__Instructions for the task__. Transcribe the entries that follow exactly as they appear, minus pictures.

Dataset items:
---------------
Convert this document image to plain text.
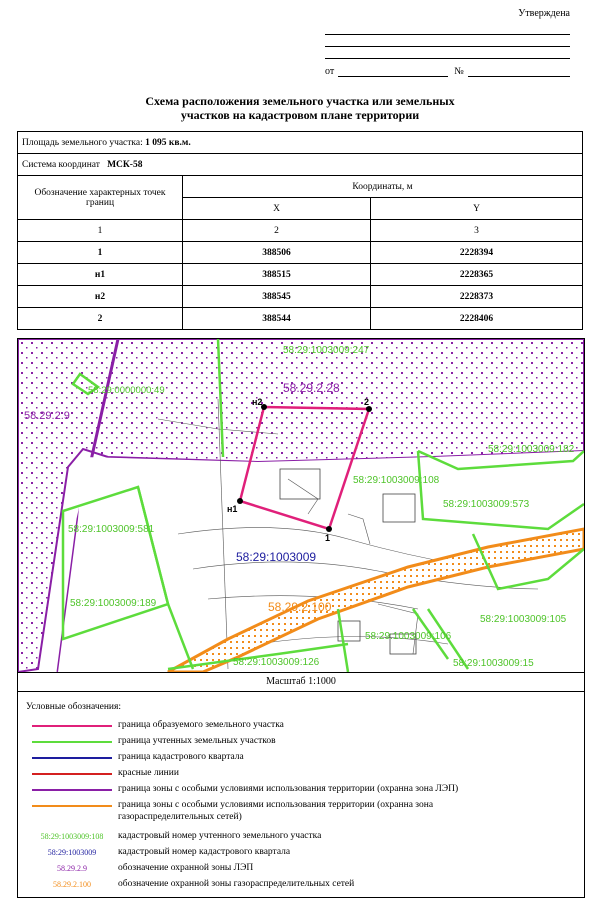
Утверждена
от	№
Схема расположения земельного участка или земельных
участков на кадастровом плане территории
Площадь земельного участка: 1 095 кв.м.		
Система координат МСК-58		
Обозначение характерных точек границ	Координаты, м	
	X	Y
1	2	3
1	388506	2228394
н1	388515	2228365
н2	388545	2228373
2	388544	2228406
58:29:1003009:247
58:29:0000000:49	58.29.2.28
58.29.2.9
58:29:1003009:182
58:29:1003009:108
58:29:1003009:573
58:29:1003009:581
58:29:1003009
58:29:1003009:189	58.29.2.100
58:29:1003009:105
58:29:1003009:106
58:29:1003009:126	58:29:1003009:15
н2	2
н1
1
Масштаб 1:1000
Условные обозначения:
граница образуемого земельного участка
граница учтенных земельных участков
граница кадастрового квартала
красные линии
граница зоны с особыми условиями использования территории (охранна зона ЛЭП)
граница зоны с особыми условиями использования территории (охранна зона газораспределительных сетей)
58:29:1003009:108	кадастровый номер учтенного земельного участка
58:29:1003009	кадастровый номер кадастрового квартала
58.29.2.9	обозначение охранной зоны ЛЭП
58.29.2.100	обозначение охранной зоны газораспределительных сетей
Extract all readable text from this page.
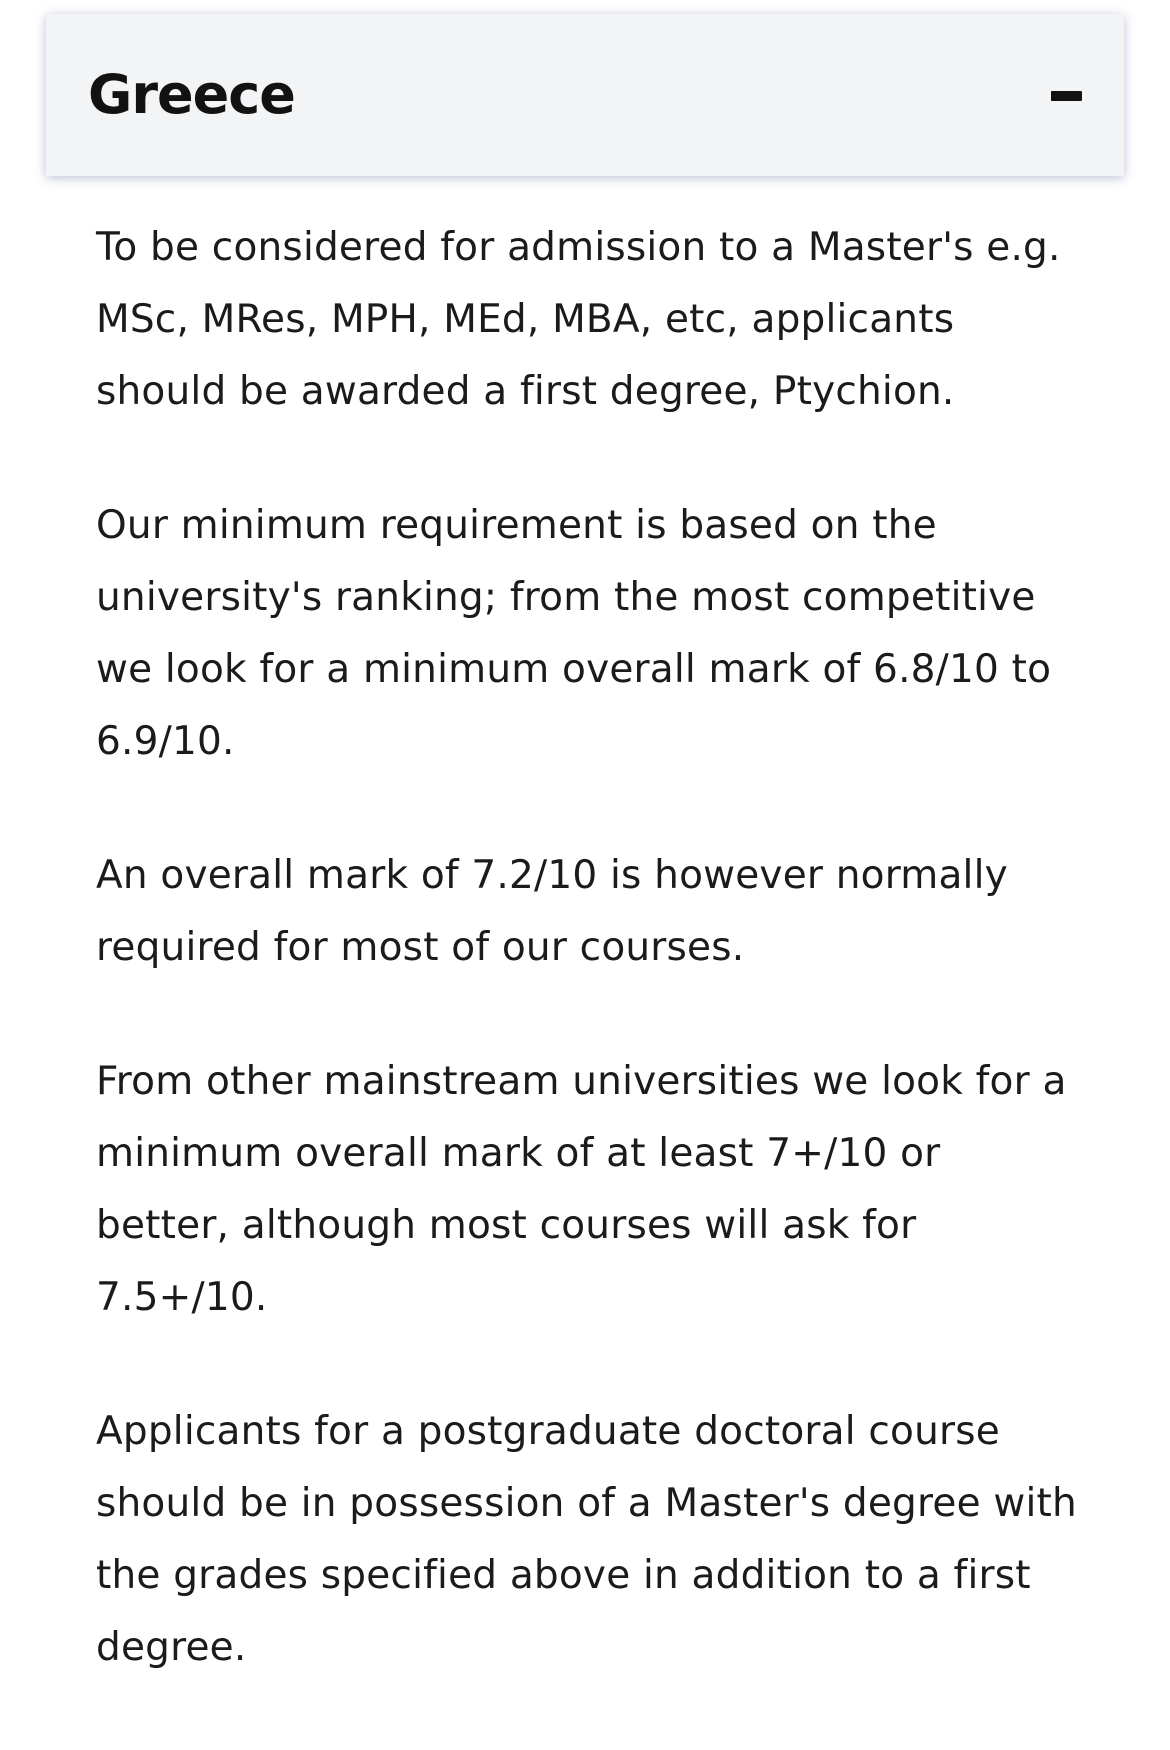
Greece

To be considered for admission to a Master's e.g. MSc, MRes, MPH, MEd, MBA, etc, applicants should be awarded a first degree, Ptychion.

Our minimum requirement is based on the university's ranking; from the most competitive we look for a minimum overall mark of 6.8/10 to 6.9/10.

An overall mark of 7.2/10 is however normally required for most of our courses.

From other mainstream universities we look for a minimum overall mark of at least 7+/10 or better, although most courses will ask for 7.5+/10.

Applicants for a postgraduate doctoral course should be in possession of a Master's degree with the grades specified above in addition to a first degree.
---------------
__Worked solution__.
Convert this document image to plain text.
Утверждена
от	№
Схема расположения земельного участка или земельных
участков на кадастровом плане территории
Площадь земельного участка: 1 095 кв.м.		
Система координат МСК-58		
Обозначение характерных точек границ	Координаты, м	
	X	Y
1	2	3
1	388506	2228394
н1	388515	2228365
н2	388545	2228373
2	388544	2228406
58:29:1003009:247
58:29:0000000:49	58.29.2.28
58.29.2.9
58:29:1003009:182
58:29:1003009:108
58:29:1003009:573
58:29:1003009:581
58:29:1003009
58:29:1003009:189	58.29.2.100
58:29:1003009:105
58:29:1003009:106
58:29:1003009:126	58:29:1003009:15
н2	2
н1
1
Масштаб 1:1000
Условные обозначения:
граница образуемого земельного участка
граница учтенных земельных участков
граница кадастрового квартала
красные линии
граница зоны с особыми условиями использования территории (охранна зона ЛЭП)
граница зоны с особыми условиями использования территории (охранна зона газораспределительных сетей)
58:29:1003009:108	кадастровый номер учтенного земельного участка
58:29:1003009	кадастровый номер кадастрового квартала
58.29.2.9	обозначение охранной зоны ЛЭП
58.29.2.100	обозначение охранной зоны газораспределительных сетей
Extract all readable text from this page.
Greece

To be considered for admission to a Master's e.g. MSc, MRes, MPH, MEd, MBA, etc, applicants should be awarded a first degree, Ptychion.

Our minimum requirement is based on the university's ranking; from the most competitive we look for a minimum overall mark of 6.8/10 to 6.9/10.

An overall mark of 7.2/10 is however normally required for most of our courses.

From other mainstream universities we look for a minimum overall mark of at least 7+/10 or better, although most courses will ask for 7.5+/10.

Applicants for a postgraduate doctoral course should be in possession of a Master's degree with the grades specified above in addition to a first degree.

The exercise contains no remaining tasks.